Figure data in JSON
***

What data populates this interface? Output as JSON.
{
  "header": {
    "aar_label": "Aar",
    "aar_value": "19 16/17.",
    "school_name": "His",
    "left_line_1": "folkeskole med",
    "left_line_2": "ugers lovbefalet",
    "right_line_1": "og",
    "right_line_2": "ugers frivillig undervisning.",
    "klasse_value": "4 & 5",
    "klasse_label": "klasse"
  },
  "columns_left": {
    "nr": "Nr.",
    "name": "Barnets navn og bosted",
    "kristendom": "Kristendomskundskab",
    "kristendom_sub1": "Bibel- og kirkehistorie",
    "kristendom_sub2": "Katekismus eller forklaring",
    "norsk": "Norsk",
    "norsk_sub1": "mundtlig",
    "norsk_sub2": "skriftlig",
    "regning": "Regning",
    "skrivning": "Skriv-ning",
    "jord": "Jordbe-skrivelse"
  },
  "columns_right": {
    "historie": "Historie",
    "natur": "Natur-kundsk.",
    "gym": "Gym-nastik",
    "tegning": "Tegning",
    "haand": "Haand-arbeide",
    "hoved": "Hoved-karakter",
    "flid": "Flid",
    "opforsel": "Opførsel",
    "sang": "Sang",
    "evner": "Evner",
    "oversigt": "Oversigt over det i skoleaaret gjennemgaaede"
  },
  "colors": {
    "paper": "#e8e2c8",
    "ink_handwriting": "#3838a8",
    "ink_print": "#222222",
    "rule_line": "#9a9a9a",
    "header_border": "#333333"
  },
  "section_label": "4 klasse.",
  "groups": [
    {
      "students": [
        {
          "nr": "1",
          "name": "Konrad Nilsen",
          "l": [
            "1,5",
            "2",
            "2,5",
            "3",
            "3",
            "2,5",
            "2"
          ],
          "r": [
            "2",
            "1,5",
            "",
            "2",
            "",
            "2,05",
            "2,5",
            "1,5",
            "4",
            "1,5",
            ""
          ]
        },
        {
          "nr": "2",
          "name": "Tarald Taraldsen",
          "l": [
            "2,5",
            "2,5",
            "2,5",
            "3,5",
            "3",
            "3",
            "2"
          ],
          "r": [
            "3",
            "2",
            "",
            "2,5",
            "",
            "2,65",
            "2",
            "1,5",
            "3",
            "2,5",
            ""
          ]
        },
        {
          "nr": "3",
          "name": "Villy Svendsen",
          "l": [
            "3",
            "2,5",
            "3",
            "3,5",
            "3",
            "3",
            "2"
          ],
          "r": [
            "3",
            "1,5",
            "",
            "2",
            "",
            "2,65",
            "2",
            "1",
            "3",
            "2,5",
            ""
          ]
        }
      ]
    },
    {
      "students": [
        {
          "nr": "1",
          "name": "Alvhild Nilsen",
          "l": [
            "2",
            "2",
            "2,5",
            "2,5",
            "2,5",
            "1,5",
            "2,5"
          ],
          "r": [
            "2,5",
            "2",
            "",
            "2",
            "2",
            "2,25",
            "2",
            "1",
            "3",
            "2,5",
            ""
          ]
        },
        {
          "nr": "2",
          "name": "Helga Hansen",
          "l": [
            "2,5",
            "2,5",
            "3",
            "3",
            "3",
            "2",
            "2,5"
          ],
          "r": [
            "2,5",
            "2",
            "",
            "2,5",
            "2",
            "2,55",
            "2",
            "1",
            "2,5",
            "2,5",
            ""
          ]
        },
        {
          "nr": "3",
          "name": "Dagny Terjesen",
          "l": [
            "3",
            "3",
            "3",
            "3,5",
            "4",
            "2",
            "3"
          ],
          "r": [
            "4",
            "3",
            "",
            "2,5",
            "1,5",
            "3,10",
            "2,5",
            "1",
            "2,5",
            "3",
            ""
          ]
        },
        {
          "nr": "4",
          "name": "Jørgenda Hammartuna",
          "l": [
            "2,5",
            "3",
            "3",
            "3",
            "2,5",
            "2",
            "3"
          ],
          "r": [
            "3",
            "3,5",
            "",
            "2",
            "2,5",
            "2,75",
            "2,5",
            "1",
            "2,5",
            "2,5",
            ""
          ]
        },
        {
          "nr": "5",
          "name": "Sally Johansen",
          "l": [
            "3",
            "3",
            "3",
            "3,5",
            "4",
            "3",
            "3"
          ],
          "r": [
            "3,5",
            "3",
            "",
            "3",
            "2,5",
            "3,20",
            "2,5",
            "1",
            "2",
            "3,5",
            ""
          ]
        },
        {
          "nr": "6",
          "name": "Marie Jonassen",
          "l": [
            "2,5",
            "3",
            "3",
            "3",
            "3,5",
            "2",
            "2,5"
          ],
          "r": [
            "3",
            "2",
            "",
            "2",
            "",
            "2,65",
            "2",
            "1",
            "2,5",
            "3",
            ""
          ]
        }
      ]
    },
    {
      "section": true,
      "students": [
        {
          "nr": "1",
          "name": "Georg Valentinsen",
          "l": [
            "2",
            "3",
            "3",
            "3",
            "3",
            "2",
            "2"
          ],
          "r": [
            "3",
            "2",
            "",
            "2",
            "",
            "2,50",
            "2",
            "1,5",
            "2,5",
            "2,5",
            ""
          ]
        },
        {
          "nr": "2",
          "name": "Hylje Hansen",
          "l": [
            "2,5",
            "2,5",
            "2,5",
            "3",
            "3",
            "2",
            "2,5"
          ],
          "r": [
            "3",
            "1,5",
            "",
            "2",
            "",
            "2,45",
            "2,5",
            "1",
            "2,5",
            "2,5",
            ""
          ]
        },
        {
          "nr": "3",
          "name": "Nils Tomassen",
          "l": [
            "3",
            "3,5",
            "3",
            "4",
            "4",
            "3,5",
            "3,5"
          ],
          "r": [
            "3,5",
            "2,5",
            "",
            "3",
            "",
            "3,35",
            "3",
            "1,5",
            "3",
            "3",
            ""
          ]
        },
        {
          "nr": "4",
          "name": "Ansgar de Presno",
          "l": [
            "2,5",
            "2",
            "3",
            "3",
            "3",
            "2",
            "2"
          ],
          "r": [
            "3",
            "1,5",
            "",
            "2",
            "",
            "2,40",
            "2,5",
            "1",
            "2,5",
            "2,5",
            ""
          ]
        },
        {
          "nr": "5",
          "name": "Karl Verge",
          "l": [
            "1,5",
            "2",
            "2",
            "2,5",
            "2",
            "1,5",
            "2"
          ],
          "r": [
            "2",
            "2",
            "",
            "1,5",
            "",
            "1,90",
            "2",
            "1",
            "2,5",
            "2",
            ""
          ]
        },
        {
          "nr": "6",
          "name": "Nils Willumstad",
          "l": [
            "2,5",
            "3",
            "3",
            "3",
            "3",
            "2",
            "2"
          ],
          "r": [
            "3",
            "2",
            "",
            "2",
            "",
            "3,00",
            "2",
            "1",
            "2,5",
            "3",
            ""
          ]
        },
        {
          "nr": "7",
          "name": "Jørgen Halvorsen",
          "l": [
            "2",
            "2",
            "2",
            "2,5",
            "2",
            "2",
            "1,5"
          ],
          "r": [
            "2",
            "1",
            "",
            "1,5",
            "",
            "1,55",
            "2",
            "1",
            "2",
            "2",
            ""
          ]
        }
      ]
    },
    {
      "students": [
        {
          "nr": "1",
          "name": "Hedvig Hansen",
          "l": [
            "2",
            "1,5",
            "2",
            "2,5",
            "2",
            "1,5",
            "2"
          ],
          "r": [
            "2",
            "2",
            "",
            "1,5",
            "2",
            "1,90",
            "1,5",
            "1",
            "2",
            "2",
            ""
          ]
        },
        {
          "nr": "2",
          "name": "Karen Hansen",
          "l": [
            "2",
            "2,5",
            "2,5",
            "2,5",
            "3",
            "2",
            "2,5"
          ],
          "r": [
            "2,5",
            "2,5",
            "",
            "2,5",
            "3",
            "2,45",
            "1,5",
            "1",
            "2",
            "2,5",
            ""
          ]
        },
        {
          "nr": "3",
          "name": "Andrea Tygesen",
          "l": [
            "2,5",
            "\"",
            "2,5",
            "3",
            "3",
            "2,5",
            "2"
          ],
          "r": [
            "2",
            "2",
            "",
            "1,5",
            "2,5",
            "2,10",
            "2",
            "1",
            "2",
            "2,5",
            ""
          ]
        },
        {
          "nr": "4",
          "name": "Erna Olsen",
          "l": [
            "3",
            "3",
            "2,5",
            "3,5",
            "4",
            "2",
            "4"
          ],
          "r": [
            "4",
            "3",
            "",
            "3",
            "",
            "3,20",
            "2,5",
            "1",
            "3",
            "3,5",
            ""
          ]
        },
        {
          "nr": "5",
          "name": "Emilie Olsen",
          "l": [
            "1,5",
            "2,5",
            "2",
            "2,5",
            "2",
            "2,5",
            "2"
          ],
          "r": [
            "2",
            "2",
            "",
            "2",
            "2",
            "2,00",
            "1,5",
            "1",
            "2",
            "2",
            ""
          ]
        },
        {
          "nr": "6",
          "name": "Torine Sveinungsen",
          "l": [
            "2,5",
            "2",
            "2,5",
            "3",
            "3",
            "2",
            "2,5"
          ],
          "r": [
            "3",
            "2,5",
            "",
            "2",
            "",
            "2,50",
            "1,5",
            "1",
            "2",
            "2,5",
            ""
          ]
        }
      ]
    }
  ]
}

***

● **What you need to do**: Using the listing, collect all lines in which the string "ugers" is found.

● **Output of the exercise**:
    "left_line_2": "ugers lovbefalet",
    "right_line_2": "ugers frivillig undervisning.",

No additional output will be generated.